Data records
■ ■ ■

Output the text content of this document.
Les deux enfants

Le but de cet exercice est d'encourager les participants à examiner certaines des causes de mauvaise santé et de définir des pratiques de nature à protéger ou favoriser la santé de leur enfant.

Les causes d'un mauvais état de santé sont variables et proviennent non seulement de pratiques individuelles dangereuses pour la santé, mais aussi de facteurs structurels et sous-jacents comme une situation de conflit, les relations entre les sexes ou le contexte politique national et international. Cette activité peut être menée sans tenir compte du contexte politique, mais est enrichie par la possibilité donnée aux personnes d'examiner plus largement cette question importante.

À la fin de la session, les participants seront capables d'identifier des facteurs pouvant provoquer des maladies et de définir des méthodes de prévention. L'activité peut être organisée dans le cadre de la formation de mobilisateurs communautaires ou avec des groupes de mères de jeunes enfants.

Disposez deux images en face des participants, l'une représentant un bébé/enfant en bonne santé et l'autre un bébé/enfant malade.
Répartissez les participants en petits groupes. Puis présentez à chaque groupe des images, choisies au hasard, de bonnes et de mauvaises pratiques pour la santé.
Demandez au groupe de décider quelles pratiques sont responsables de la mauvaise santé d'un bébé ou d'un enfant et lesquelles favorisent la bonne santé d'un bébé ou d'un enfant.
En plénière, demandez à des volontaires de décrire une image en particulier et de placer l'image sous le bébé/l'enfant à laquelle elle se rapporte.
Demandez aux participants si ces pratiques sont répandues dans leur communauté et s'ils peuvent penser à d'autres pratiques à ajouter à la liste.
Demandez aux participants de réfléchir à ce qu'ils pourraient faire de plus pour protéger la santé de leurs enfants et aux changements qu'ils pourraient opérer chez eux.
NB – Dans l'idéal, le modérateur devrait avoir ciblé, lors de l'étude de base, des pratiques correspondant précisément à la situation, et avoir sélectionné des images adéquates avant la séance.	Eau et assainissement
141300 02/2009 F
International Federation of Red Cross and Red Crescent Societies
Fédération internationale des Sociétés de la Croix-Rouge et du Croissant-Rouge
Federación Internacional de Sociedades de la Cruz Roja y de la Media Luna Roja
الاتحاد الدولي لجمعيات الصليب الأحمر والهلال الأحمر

■ ■ ■

THE REQUEST
Extract the listing in its entirety, matching it exactly.

TASK OUTPUT
Output the text content of this document.
Les deux enfants

Le but de cet exercice est d'encourager les participants à examiner certaines des causes de mauvaise santé et de définir des pratiques de nature à protéger ou favoriser la santé de leur enfant.

Les causes d'un mauvais état de santé sont variables et proviennent non seulement de pratiques individuelles dangereuses pour la santé, mais aussi de facteurs structurels et sous-jacents comme une situation de conflit, les relations entre les sexes ou le contexte politique national et international. Cette activité peut être menée sans tenir compte du contexte politique, mais est enrichie par la possibilité donnée aux personnes d'examiner plus largement cette question importante.

À la fin de la session, les participants seront capables d'identifier des facteurs pouvant provoquer des maladies et de définir des méthodes de prévention. L'activité peut être organisée dans le cadre de la formation de mobilisateurs communautaires ou avec des groupes de mères de jeunes enfants.

Disposez deux images en face des participants, l'une représentant un bébé/enfant en bonne santé et l'autre un bébé/enfant malade.
Répartissez les participants en petits groupes. Puis présentez à chaque groupe des images, choisies au hasard, de bonnes et de mauvaises pratiques pour la santé.
Demandez au groupe de décider quelles pratiques sont responsables de la mauvaise santé d'un bébé ou d'un enfant et lesquelles favorisent la bonne santé d'un bébé ou d'un enfant.
En plénière, demandez à des volontaires de décrire une image en particulier et de placer l'image sous le bébé/l'enfant à laquelle elle se rapporte.
Demandez aux participants si ces pratiques sont répandues dans leur communauté et s'ils peuvent penser à d'autres pratiques à ajouter à la liste.
Demandez aux participants de réfléchir à ce qu'ils pourraient faire de plus pour protéger la santé de leurs enfants et aux changements qu'ils pourraient opérer chez eux.
NB – Dans l'idéal, le modérateur devrait avoir ciblé, lors de l'étude de base, des pratiques correspondant précisément à la situation, et avoir sélectionné des images adéquates avant la séance.	Eau et assainissement
141300 02/2009 F
International Federation of Red Cross and Red Crescent Societies
Fédération internationale des Sociétés de la Croix-Rouge et du Croissant-Rouge
Federación Internacional de Sociedades de la Cruz Roja y de la Media Luna Roja
الاتحاد الدولي لجمعيات الصليب الأحمر والهلال الأحمر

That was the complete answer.